GIVEN TASK
Lift out all lines below that contain "приложения".

• • • •

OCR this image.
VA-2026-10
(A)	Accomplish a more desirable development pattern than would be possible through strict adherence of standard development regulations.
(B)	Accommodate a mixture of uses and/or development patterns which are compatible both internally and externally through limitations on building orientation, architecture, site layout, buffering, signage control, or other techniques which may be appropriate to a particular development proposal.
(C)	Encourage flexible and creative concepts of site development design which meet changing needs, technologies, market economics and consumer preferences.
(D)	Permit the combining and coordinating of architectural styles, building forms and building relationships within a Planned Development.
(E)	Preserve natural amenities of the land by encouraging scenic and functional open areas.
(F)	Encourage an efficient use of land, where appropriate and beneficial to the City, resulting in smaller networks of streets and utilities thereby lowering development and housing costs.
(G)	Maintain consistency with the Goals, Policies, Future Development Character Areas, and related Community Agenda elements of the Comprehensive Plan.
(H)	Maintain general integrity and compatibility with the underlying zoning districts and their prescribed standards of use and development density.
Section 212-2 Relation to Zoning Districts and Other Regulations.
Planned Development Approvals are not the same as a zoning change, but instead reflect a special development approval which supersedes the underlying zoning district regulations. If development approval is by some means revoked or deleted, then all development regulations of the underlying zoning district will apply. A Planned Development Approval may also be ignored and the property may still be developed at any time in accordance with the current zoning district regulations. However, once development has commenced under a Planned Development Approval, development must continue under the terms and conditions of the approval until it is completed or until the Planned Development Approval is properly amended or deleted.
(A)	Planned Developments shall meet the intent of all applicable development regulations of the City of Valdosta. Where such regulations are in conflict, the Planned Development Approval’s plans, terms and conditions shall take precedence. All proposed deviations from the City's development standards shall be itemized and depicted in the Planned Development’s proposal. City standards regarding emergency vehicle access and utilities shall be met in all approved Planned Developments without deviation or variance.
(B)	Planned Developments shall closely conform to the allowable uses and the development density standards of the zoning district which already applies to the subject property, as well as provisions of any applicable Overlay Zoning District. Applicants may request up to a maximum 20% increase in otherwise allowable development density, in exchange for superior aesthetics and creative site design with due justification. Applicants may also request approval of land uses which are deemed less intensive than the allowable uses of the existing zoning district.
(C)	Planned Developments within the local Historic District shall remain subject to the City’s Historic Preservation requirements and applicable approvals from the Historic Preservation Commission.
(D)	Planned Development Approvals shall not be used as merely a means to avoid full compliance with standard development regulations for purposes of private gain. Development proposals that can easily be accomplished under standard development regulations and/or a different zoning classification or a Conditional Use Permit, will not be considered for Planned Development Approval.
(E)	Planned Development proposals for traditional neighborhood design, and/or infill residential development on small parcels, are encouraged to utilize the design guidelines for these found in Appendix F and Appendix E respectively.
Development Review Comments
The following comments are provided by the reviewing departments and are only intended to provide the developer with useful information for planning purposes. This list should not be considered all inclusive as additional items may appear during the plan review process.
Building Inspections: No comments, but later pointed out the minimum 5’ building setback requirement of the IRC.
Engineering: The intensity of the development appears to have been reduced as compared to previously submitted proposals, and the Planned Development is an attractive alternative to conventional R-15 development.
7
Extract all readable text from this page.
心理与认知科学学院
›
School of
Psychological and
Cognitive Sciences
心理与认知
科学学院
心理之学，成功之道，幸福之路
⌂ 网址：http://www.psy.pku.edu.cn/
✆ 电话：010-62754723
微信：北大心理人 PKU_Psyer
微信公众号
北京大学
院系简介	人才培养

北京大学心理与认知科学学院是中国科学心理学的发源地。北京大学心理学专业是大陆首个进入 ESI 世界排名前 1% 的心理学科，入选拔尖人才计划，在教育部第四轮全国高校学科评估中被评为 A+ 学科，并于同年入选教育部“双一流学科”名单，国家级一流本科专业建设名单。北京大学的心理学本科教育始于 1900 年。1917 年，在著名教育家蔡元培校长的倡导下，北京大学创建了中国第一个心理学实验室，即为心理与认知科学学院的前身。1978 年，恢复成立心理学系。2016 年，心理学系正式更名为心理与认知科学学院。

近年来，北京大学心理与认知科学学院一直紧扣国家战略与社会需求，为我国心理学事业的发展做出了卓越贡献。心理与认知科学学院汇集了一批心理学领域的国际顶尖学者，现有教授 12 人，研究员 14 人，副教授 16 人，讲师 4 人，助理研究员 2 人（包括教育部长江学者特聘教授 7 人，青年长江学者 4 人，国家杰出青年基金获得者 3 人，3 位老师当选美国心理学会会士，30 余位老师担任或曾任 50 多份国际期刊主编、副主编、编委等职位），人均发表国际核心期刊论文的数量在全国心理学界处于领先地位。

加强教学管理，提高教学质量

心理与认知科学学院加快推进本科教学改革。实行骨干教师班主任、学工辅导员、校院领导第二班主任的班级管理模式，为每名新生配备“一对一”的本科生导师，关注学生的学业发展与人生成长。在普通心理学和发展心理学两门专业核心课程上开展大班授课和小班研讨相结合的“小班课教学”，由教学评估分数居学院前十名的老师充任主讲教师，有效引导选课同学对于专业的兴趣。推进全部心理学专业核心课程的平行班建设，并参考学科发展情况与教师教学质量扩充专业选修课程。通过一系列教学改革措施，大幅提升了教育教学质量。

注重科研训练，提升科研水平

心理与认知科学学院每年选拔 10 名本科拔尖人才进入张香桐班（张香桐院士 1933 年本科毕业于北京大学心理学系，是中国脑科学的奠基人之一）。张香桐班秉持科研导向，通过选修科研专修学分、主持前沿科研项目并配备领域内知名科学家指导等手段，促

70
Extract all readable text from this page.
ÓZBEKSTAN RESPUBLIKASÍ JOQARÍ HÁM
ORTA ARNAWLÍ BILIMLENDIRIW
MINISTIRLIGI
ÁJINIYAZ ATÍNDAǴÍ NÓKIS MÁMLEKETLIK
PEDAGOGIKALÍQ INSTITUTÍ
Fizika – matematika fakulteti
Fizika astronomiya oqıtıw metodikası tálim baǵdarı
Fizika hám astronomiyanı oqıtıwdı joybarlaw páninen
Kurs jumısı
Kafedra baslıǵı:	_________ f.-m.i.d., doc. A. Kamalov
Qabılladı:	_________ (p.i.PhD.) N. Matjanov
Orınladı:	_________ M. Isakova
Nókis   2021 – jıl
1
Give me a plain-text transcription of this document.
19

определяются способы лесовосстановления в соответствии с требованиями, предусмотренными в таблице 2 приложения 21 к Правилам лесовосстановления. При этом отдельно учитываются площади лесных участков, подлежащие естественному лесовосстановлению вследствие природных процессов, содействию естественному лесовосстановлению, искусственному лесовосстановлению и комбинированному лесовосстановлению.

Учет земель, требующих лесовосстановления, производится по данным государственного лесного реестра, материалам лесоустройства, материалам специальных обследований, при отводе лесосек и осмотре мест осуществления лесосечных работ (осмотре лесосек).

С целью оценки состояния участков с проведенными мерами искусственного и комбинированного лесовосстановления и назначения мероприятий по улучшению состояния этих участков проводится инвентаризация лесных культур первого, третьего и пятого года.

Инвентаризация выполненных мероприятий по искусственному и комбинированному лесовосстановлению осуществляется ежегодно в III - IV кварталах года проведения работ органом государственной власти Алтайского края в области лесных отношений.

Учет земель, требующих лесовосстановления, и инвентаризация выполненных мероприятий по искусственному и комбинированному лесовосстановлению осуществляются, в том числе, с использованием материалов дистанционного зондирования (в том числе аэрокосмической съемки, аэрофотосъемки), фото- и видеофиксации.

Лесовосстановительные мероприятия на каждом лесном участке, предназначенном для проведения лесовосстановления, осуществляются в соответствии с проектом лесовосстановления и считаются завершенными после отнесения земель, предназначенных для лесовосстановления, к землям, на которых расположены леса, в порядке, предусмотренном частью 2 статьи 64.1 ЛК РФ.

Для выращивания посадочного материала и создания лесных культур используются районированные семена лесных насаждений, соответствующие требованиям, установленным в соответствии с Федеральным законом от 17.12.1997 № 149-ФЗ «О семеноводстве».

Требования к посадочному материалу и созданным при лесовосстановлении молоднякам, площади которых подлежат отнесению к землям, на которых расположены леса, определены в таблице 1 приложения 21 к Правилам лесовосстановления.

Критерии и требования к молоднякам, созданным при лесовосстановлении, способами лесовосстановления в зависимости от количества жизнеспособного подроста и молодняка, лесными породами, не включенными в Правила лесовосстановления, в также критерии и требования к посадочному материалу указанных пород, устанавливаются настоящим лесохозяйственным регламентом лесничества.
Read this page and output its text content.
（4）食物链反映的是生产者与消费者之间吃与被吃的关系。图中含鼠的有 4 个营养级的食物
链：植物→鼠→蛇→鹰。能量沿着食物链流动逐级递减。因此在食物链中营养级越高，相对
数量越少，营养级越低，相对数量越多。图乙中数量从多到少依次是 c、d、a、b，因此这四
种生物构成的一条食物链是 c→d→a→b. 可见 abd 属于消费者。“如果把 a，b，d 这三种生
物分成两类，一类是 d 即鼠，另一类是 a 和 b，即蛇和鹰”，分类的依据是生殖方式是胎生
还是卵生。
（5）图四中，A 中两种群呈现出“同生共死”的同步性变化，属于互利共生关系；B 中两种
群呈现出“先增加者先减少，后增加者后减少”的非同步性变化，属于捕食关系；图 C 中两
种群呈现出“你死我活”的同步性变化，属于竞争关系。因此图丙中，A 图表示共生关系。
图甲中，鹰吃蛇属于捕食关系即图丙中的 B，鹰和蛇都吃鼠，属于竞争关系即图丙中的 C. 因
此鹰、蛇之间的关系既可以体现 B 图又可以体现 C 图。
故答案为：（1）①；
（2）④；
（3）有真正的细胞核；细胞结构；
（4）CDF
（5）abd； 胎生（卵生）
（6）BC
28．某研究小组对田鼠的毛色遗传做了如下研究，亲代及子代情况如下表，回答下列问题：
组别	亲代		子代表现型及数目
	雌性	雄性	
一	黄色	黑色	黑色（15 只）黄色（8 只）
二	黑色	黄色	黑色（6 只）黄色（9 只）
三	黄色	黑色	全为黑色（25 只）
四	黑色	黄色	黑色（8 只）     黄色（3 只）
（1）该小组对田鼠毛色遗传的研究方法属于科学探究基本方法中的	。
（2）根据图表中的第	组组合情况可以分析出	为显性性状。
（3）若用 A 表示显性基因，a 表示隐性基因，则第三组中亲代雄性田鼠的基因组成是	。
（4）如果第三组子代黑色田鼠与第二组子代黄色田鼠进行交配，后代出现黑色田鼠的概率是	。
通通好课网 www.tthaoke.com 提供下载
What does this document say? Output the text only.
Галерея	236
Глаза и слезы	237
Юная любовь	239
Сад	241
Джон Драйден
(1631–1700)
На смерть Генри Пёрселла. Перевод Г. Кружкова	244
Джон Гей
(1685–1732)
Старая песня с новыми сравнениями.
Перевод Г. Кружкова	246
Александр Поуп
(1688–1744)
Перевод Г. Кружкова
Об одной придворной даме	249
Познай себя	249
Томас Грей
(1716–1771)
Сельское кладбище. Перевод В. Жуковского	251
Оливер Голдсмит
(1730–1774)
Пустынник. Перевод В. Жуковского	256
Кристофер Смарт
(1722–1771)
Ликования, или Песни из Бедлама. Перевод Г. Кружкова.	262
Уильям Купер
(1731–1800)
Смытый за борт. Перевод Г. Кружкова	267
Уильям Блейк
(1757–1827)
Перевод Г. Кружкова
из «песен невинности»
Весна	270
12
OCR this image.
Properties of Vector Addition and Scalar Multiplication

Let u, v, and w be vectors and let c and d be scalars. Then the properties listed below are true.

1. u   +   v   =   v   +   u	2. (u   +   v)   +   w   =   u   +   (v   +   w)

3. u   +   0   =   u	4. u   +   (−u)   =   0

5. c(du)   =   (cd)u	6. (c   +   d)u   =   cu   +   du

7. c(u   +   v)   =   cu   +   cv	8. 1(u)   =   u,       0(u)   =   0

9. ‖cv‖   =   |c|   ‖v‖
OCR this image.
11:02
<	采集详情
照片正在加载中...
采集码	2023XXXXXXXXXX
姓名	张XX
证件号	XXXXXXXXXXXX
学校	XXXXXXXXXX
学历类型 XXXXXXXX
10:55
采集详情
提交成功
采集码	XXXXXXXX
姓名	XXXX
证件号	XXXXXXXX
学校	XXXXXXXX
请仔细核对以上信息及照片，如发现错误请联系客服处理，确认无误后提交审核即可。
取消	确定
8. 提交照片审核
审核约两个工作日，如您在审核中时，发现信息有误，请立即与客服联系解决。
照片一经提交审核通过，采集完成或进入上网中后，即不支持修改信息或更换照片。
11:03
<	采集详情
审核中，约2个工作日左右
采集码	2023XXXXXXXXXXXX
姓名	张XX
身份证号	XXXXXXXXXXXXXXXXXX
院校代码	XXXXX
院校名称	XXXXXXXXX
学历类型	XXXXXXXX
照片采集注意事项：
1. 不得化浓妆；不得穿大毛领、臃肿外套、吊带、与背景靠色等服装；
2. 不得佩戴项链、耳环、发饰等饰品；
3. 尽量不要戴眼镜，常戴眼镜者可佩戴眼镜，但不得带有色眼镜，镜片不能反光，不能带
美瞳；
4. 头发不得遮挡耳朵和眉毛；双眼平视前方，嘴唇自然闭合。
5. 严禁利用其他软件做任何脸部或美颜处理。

• • • •

WRITTEN ANSWER
определяются способы лесовосстановления в соответствии с требованиями, предусмотренными в таблице 2 приложения 21 к Правилам лесовосстановления. При этом отдельно учитываются площади лесных участков, подлежащие естественному лесовосстановлению вследствие природных процессов, содействию естественному лесовосстановлению, искусственному лесовосстановлению и комбинированному лесовосстановлению.
Требования к посадочному материалу и созданным при лесовосстановлении молоднякам, площади которых подлежат отнесению к землям, на которых расположены леса, определены в таблице 1 приложения 21 к Правилам лесовосстановления.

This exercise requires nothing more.